>>>>

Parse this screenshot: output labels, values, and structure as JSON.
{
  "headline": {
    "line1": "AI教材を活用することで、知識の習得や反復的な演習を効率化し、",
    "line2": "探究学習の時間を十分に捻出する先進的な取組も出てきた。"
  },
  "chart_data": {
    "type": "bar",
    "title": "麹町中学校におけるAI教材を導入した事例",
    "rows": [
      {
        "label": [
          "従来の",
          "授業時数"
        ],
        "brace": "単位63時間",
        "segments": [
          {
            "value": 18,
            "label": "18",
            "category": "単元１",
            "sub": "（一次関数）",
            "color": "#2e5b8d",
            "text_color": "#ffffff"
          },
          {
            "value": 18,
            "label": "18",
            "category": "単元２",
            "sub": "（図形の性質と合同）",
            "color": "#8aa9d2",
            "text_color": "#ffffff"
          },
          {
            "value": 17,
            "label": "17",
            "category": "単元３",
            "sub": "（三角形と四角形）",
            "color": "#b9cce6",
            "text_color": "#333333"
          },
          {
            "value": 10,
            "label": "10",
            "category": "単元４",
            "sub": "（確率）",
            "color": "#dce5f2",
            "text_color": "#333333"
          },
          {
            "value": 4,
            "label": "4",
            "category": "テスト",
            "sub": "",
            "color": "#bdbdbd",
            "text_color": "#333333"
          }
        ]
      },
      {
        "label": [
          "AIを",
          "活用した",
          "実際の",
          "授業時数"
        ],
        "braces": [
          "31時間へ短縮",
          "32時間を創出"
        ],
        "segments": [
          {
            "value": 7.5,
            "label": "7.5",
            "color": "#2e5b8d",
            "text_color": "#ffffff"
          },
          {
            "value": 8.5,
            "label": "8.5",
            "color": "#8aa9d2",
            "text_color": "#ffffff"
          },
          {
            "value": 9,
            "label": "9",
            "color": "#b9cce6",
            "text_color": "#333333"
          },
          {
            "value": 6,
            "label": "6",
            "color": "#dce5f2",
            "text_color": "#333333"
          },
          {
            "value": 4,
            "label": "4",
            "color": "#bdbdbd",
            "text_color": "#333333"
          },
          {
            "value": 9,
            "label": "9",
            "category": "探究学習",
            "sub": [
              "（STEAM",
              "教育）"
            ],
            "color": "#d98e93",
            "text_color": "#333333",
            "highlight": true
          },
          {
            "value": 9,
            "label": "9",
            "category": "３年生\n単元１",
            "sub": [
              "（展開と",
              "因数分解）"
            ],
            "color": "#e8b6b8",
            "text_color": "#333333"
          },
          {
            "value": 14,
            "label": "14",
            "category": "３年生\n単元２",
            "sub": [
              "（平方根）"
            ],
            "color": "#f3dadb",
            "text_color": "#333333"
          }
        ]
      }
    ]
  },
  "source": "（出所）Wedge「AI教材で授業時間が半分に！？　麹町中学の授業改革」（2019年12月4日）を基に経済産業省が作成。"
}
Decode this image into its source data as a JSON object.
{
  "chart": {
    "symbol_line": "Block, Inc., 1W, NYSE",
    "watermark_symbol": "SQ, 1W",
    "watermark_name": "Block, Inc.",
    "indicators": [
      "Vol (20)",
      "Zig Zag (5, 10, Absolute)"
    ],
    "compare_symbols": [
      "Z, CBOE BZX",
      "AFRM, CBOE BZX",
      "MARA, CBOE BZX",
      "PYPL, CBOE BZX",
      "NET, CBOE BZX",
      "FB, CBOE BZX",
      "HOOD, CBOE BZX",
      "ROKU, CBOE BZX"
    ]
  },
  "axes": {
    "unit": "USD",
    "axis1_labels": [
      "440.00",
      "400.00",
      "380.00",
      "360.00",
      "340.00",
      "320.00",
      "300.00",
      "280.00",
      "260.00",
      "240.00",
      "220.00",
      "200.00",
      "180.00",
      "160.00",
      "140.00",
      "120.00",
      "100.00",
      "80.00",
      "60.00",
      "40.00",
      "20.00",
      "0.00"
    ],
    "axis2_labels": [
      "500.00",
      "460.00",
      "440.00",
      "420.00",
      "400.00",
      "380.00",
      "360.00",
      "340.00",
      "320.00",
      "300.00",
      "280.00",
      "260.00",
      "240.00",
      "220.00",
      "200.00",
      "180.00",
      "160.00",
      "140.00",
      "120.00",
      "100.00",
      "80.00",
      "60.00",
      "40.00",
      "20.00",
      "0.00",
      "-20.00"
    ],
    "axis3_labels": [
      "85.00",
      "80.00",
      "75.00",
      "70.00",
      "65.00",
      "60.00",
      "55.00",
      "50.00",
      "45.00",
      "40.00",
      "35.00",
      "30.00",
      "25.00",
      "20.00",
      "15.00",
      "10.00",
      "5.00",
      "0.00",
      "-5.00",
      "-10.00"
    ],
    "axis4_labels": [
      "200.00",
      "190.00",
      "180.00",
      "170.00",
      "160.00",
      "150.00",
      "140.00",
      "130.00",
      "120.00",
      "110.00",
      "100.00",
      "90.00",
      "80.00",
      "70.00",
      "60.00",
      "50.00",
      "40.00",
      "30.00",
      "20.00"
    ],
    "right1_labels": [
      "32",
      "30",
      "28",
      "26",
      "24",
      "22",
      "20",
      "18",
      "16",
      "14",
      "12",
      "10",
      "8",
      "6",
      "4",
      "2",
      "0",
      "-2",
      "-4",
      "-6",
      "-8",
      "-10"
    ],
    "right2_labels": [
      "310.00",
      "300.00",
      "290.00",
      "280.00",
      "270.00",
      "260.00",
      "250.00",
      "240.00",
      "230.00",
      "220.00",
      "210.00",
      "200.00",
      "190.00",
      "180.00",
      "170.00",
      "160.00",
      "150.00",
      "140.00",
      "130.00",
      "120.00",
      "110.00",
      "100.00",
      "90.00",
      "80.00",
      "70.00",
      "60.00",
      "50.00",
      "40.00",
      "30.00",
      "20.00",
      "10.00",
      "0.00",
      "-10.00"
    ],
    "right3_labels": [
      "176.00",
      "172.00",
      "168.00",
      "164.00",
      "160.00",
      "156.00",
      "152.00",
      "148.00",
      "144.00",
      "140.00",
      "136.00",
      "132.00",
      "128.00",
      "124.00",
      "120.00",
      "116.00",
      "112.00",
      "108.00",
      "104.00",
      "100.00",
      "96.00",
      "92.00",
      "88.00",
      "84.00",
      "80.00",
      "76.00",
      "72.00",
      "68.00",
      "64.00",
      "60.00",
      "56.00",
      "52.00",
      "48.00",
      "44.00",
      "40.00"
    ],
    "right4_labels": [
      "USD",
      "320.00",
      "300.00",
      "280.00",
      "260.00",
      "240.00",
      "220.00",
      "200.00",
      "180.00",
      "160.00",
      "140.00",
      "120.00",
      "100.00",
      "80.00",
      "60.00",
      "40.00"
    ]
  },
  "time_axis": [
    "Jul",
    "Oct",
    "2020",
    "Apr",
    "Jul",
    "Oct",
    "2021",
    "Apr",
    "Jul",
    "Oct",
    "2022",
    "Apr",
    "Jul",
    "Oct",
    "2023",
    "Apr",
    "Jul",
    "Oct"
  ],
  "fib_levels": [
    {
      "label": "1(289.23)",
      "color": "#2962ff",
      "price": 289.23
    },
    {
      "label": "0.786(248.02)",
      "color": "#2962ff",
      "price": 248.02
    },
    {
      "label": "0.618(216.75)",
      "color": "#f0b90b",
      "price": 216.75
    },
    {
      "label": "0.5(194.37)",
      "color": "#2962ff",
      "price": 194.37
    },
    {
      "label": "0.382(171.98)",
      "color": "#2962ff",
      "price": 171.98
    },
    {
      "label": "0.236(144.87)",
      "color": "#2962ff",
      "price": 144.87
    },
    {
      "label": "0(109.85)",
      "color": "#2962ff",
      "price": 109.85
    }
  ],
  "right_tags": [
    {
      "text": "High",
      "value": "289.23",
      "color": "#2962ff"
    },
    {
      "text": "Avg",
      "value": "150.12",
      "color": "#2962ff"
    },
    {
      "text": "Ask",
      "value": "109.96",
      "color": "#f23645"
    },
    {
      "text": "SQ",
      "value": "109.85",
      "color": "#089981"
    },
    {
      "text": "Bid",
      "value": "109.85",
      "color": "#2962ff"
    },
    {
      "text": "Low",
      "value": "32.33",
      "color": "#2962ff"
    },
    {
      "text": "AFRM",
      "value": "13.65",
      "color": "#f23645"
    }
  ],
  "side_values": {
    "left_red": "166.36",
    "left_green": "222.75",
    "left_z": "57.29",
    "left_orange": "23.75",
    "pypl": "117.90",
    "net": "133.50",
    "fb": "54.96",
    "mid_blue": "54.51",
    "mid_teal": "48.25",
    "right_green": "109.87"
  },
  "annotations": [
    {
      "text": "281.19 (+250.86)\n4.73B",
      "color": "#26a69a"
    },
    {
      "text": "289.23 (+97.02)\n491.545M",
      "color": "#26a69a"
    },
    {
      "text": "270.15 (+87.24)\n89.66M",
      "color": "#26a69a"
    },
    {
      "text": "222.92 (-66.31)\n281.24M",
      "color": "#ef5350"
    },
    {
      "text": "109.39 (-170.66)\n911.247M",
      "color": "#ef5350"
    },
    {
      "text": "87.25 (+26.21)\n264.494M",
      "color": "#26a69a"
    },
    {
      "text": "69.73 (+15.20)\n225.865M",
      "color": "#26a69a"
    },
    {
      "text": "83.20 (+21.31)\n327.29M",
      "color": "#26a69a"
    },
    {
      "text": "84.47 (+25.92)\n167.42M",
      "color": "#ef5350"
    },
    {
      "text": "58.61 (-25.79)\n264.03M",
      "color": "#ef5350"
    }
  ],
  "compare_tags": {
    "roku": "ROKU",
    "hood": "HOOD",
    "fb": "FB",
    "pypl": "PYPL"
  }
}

<<<<

**What to produce**
Go through the records and show every line with the string "this" in it.

**Worked solution**
Parse this screenshot: output labels, values, and structure as JSON.
Decode this image into its source data as a JSON object.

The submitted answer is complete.